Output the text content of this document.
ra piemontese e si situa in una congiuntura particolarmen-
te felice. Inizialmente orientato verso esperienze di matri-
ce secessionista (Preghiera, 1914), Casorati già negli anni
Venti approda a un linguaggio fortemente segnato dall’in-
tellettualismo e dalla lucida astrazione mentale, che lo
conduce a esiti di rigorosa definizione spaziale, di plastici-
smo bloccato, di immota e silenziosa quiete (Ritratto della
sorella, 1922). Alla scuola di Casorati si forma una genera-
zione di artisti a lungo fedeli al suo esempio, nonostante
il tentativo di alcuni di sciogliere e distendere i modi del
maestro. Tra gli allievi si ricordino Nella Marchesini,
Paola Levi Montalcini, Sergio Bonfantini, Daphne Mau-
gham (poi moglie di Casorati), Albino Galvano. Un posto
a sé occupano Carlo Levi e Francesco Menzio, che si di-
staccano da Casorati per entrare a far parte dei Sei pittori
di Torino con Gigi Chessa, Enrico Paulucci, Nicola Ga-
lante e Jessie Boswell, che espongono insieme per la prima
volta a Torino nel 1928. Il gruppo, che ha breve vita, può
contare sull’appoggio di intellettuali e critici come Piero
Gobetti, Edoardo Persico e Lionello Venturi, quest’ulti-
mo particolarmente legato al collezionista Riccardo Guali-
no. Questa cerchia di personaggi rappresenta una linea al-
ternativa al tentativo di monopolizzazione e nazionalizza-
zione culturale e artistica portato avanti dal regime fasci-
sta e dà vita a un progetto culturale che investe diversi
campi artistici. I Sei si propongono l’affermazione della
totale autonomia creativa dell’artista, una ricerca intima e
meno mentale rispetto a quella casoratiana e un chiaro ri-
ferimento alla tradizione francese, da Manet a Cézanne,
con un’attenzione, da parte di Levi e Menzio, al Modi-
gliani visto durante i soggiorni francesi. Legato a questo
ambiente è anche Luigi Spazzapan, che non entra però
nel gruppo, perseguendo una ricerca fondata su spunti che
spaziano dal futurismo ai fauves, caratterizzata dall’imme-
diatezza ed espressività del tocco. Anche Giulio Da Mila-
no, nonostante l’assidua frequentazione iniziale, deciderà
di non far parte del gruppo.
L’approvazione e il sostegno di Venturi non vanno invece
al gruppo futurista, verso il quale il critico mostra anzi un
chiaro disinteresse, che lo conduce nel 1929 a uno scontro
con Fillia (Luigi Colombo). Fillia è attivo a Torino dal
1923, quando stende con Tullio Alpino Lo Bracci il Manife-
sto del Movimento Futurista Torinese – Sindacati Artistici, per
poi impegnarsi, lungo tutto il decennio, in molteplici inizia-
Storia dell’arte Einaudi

▸ **Goal**
Each line holding "Levi" must be found and copied.

▸ **Output below**
Paola Levi Montalcini, Sergio Bonfantini, Daphne Mau-
a sé occupano Carlo Levi e Francesco Menzio, che si di-
con un’attenzione, da parte di Levi e Menzio, al Modi-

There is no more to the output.